» STATED TASK:
Copy each line where the word "Mann" occurs.

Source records
begin

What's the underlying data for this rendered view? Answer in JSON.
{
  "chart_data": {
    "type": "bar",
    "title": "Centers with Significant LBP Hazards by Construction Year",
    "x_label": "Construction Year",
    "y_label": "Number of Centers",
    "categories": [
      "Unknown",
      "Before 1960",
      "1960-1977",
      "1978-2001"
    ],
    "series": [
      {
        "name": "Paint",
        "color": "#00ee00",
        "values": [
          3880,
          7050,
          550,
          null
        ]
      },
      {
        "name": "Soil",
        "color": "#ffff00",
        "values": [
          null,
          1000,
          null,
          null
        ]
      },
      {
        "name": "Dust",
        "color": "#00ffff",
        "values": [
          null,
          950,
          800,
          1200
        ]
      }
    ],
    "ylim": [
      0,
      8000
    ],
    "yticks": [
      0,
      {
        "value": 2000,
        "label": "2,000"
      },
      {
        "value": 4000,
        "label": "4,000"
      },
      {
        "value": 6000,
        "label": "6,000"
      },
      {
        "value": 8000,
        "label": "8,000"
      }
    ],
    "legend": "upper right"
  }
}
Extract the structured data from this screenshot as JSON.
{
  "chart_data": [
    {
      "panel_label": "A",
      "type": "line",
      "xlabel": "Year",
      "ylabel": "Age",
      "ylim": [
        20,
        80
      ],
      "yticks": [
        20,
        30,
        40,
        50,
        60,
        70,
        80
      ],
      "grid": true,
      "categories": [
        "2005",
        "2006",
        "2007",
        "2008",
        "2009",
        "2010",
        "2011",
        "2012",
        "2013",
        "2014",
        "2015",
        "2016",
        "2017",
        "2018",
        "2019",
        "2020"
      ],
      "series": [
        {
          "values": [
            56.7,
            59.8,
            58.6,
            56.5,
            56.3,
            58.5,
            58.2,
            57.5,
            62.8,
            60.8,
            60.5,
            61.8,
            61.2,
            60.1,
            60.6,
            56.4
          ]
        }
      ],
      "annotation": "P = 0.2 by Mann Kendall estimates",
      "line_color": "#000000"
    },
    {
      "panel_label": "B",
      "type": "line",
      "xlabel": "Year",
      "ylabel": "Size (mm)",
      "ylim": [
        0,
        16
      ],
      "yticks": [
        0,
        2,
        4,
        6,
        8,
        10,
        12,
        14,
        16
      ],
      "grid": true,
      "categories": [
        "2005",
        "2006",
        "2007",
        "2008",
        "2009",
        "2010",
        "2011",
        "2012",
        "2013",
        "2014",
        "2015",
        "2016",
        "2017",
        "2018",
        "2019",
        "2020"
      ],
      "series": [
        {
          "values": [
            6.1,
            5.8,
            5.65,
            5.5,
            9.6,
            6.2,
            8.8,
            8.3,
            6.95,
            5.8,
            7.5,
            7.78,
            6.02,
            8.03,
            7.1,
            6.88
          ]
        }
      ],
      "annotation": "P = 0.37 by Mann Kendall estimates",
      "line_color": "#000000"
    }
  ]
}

end

» ANSWER FOR THE TASK:
      "annotation": "P = 0.2 by Mann Kendall estimates",
      "annotation": "P = 0.37 by Mann Kendall estimates",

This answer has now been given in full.